## Start RECORDS TO PROCESS

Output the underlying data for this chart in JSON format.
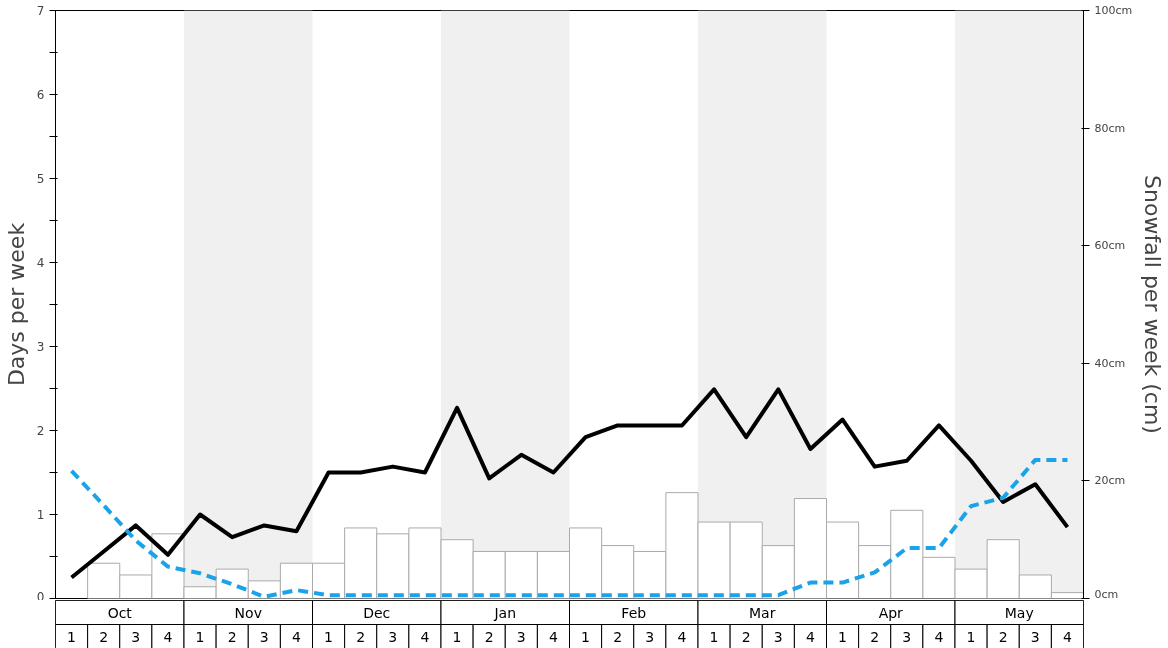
{
  "chart_data": {
    "type": "bar",
    "ylabel": "Days per week",
    "y2label": "Snowfall per week (cm)",
    "grid": false,
    "categories": [
      "1",
      "2",
      "3",
      "4",
      "1",
      "2",
      "3",
      "4",
      "1",
      "2",
      "3",
      "4",
      "1",
      "2",
      "3",
      "4",
      "1",
      "2",
      "3",
      "4",
      "1",
      "2",
      "3",
      "4",
      "1",
      "2",
      "3",
      "4",
      "1",
      "2",
      "3",
      "4"
    ],
    "annotations": [
      "Oct",
      "Nov",
      "Dec",
      "Jan",
      "Feb",
      "Mar",
      "Apr",
      "May"
    ],
    "ylim": [
      0,
      7
    ],
    "yticks": [
      0,
      {
        "value": 0.5,
        "label": null
      },
      1,
      {
        "value": 1.5,
        "label": null
      },
      2,
      {
        "value": 2.5,
        "label": null
      },
      3,
      {
        "value": 3.5,
        "label": null
      },
      4,
      {
        "value": 4.5,
        "label": null
      },
      5,
      {
        "value": 5.5,
        "label": null
      },
      6,
      {
        "value": 6.5,
        "label": null
      },
      7
    ],
    "y2lim": [
      0,
      100
    ],
    "y2ticks": [
      {
        "value": 0,
        "label": "0cm"
      },
      {
        "value": 20,
        "label": "20cm"
      },
      {
        "value": 40,
        "label": "40cm"
      },
      {
        "value": 60,
        "label": "60cm"
      },
      {
        "value": 80,
        "label": "80cm"
      },
      {
        "value": 100,
        "label": "100cm"
      }
    ],
    "series": [
      {
        "axis": "y2",
        "color": "#ffffff",
        "values": [
          0,
          6,
          4,
          11,
          2,
          5,
          3,
          6,
          6,
          12,
          11,
          12,
          10,
          8,
          8,
          8,
          12,
          9,
          8,
          18,
          13,
          13,
          9,
          17,
          13,
          9,
          15,
          7,
          5,
          10,
          4,
          1
        ]
      },
      {
        "type": "line",
        "color": "#000000",
        "line_style": "solid",
        "values": [
          0.25,
          0.56,
          0.87,
          0.52,
          1.0,
          0.73,
          0.87,
          0.8,
          1.5,
          1.5,
          1.57,
          1.5,
          2.27,
          1.43,
          1.71,
          1.5,
          1.92,
          2.06,
          2.06,
          2.06,
          2.49,
          1.92,
          2.49,
          1.78,
          2.13,
          1.57,
          1.64,
          2.06,
          1.64,
          1.15,
          1.36,
          0.85
        ]
      },
      {
        "type": "line",
        "color": "#1aa3e8",
        "line_style": "dashed",
        "values": [
          1.52,
          1.11,
          0.69,
          0.38,
          0.3,
          0.17,
          0.02,
          0.1,
          0.04,
          0.04,
          0.04,
          0.04,
          0.04,
          0.04,
          0.04,
          0.04,
          0.04,
          0.04,
          0.04,
          0.04,
          0.04,
          0.04,
          0.04,
          0.19,
          0.19,
          0.31,
          0.6,
          0.6,
          1.1,
          1.2,
          1.65,
          1.65
        ]
      }
    ]
  }
}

## End RECORDS TO PROCESS

▶ _REQUIREMENTS_:
Copy the material exactly. Do not include the pictures.

▶ _SOLUTION TO THE PROBLEM_:
Output the underlying data for this chart in JSON format.
{
  "chart_data": {
    "type": "bar",
    "ylabel": "Days per week",
    "y2label": "Snowfall per week (cm)",
    "grid": false,
    "categories": [
      "1",
      "2",
      "3",
      "4",
      "1",
      "2",
      "3",
      "4",
      "1",
      "2",
      "3",
      "4",
      "1",
      "2",
      "3",
      "4",
      "1",
      "2",
      "3",
      "4",
      "1",
      "2",
      "3",
      "4",
      "1",
      "2",
      "3",
      "4",
      "1",
      "2",
      "3",
      "4"
    ],
    "annotations": [
      "Oct",
      "Nov",
      "Dec",
      "Jan",
      "Feb",
      "Mar",
      "Apr",
      "May"
    ],
    "ylim": [
      0,
      7
    ],
    "yticks": [
      0,
      {
        "value": 0.5,
        "label": null
      },
      1,
      {
        "value": 1.5,
        "label": null
      },
      2,
      {
        "value": 2.5,
        "label": null
      },
      3,
      {
        "value": 3.5,
        "label": null
      },
      4,
      {
        "value": 4.5,
        "label": null
      },
      5,
      {
        "value": 5.5,
        "label": null
      },
      6,
      {
        "value": 6.5,
        "label": null
      },
      7
    ],
    "y2lim": [
      0,
      100
    ],
    "y2ticks": [
      {
        "value": 0,
        "label": "0cm"
      },
      {
        "value": 20,
        "label": "20cm"
      },
      {
        "value": 40,
        "label": "40cm"
      },
      {
        "value": 60,
        "label": "60cm"
      },
      {
        "value": 80,
        "label": "80cm"
      },
      {
        "value": 100,
        "label": "100cm"
      }
    ],
    "series": [
      {
        "axis": "y2",
        "color": "#ffffff",
        "values": [
          0,
          6,
          4,
          11,
          2,
          5,
          3,
          6,
          6,
          12,
          11,
          12,
          10,
          8,
          8,
          8,
          12,
          9,
          8,
          18,
          13,
          13,
          9,
          17,
          13,
          9,
          15,
          7,
          5,
          10,
          4,
          1
        ]
      },
      {
        "type": "line",
        "color": "#000000",
        "line_style": "solid",
        "values": [
          0.25,
          0.56,
          0.87,
          0.52,
          1.0,
          0.73,
          0.87,
          0.8,
          1.5,
          1.5,
          1.57,
          1.5,
          2.27,
          1.43,
          1.71,
          1.5,
          1.92,
          2.06,
          2.06,
          2.06,
          2.49,
          1.92,
          2.49,
          1.78,
          2.13,
          1.57,
          1.64,
          2.06,
          1.64,
          1.15,
          1.36,
          0.85
        ]
      },
      {
        "type": "line",
        "color": "#1aa3e8",
        "line_style": "dashed",
        "values": [
          1.52,
          1.11,
          0.69,
          0.38,
          0.3,
          0.17,
          0.02,
          0.1,
          0.04,
          0.04,
          0.04,
          0.04,
          0.04,
          0.04,
          0.04,
          0.04,
          0.04,
          0.04,
          0.04,
          0.04,
          0.04,
          0.04,
          0.04,
          0.19,
          0.19,
          0.31,
          0.6,
          0.6,
          1.1,
          1.2,
          1.65,
          1.65
        ]
      }
    ]
  }
}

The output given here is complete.